— What to do —
In the entries that follow, find the word "this" and report each line it is on.

────────────────────

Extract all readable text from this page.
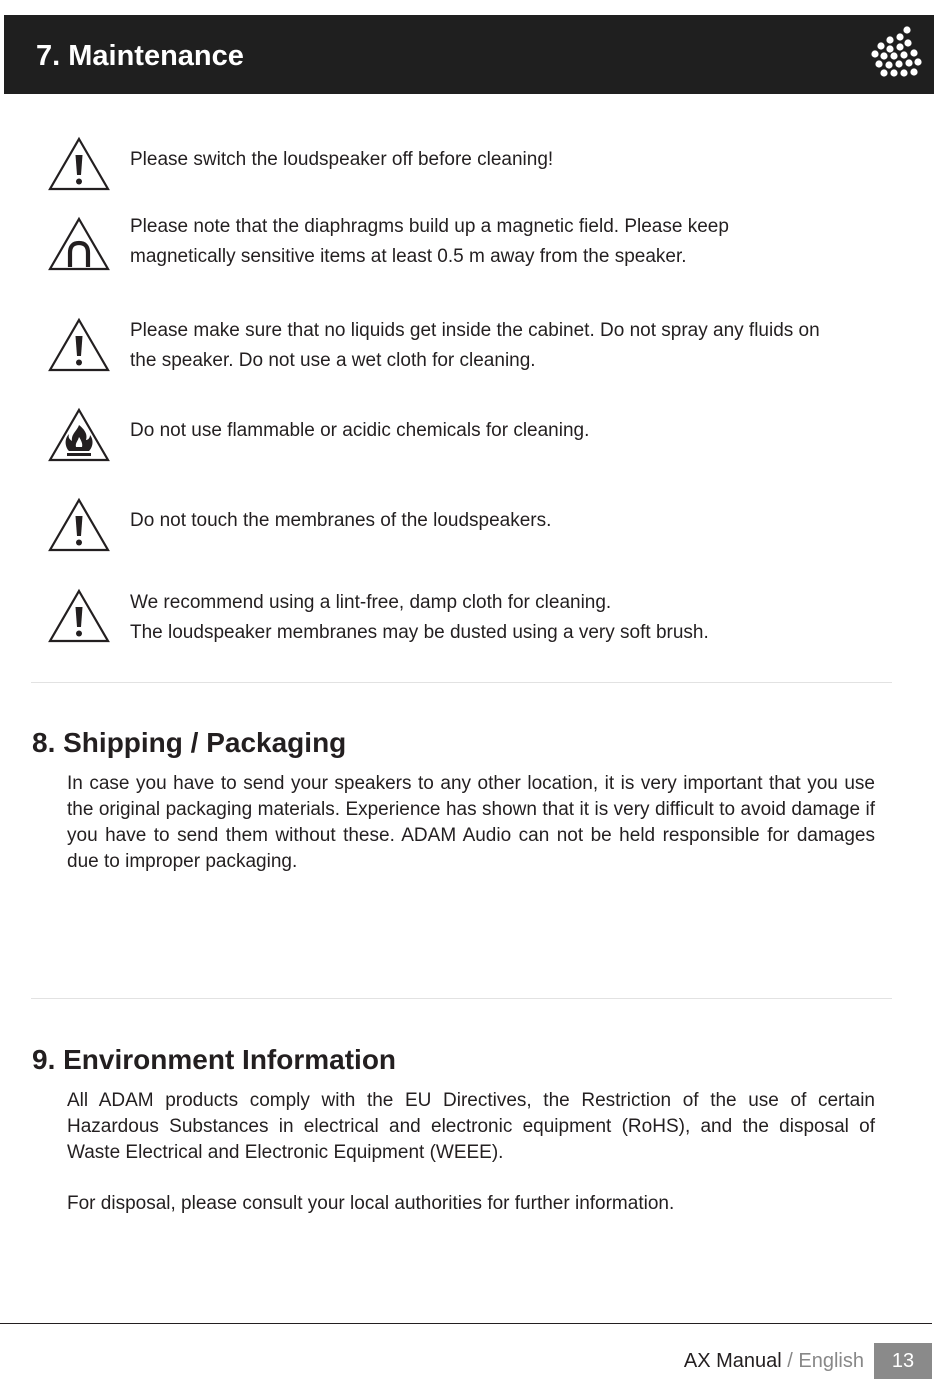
7. Maintenance

Please switch the loudspeaker off before cleaning!

Please note that the diaphragms build up a magnetic field. Please keep
magnetically sensitive items at least 0.5 m away from the speaker.

Please make sure that no liquids get inside the cabinet. Do not spray any fluids on
the speaker. Do not use a wet cloth for cleaning.

Do not use flammable or acidic chemicals for cleaning.

Do not touch the membranes of the loudspeakers.

We recommend using a lint-free, damp cloth for cleaning.
The loudspeaker membranes may be dusted using a very soft brush.

8. Shipping / Packaging

In case you have to send your speakers to any other location, it is very important that you use the original packaging materials. Experience has shown that it is very difficult to avoid damage if you have to send them without these. ADAM Audio can not be held responsible for damages due to improper packaging.

9. Environment Information

All ADAM products comply with the EU Directives, the Restriction of the use of certain Hazardous Substances in electrical and electronic equipment (RoHS), and the disposal of Waste Electrical and Electronic Equipment (WEEE).

For disposal, please consult your local authorities for further information.

AX Manual / English	13
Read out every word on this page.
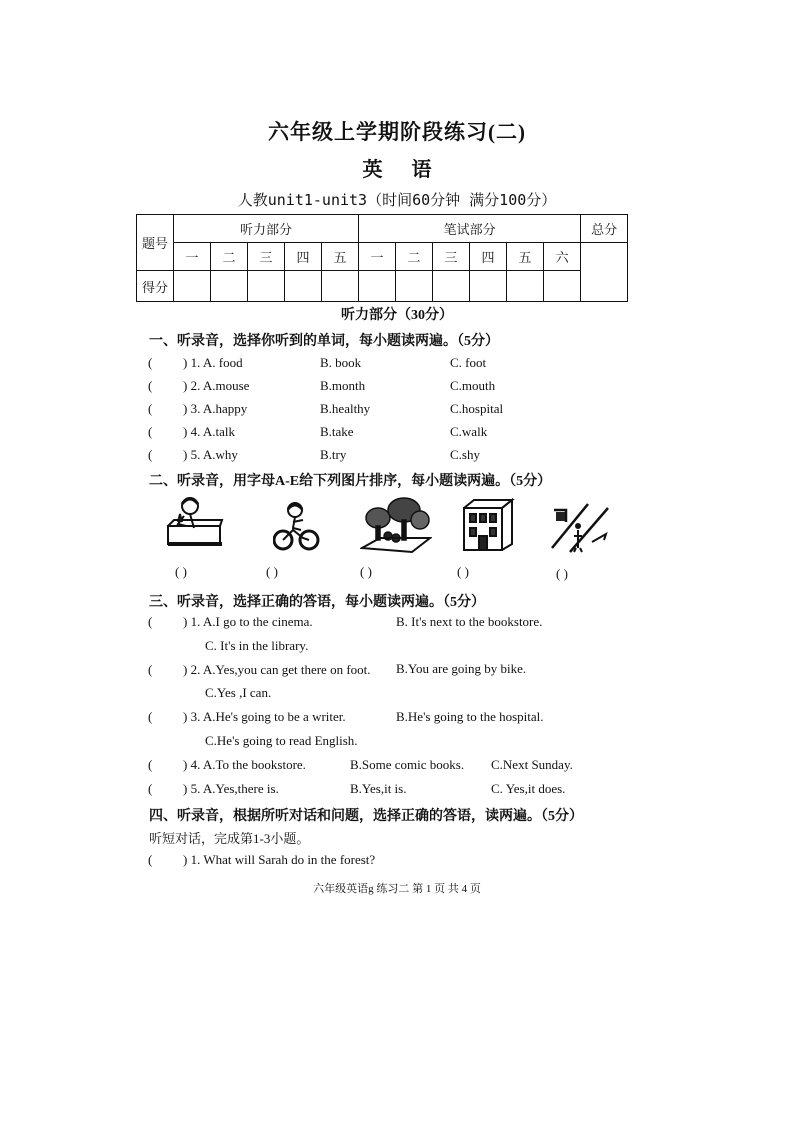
六年级上学期阶段练习(二)
英 语
人教unit1-unit3（时间60分钟 满分100分）
题号	听力部分					笔试部分						总分
	一	二	三	四	五	一	二	三	四	五	六	
得分												
听力部分（30分）
一、听录音，选择你听到的单词，每小题读两遍。（5分）
( ) 1. A. food	B. book	C. foot
( ) 2. A.mouse	B.month	C.mouth
( ) 3. A.happy	B.healthy	C.hospital
( ) 4. A.talk	B.take	C.walk
( ) 5. A.why	B.try	C.shy
二、听录音，用字母A-E给下列图片排序，每小题读两遍。（5分）
( )	( )	( )	( )	( )
三、听录音，选择正确的答语，每小题读两遍。（5分）
( ) 1. A.I go to the cinema.	B. It's next to the bookstore.
C. It's in the library.
( ) 2. A.Yes,you can get there on foot. B.You are going by bike.
C.Yes ,I can.
( ) 3. A.He's going to be a writer.	B.He's going to the hospital.
C.He's going to read English.
( ) 4. A.To the bookstore.	B.Some comic books. C.Next Sunday.
( ) 5. A.Yes,there is.	B.Yes,it is.	C. Yes,it does.
四、听录音，根据所听对话和问题，选择正确的答语，读两遍。（5分）
听短对话，完成第1-3小题。
( ) 1. What will Sarah do in the forest?
六年级英语g 练习二 第 1 页 共 4 页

────────────────────

— Correct response —
Extract all readable text from this page.
Read out every word on this page.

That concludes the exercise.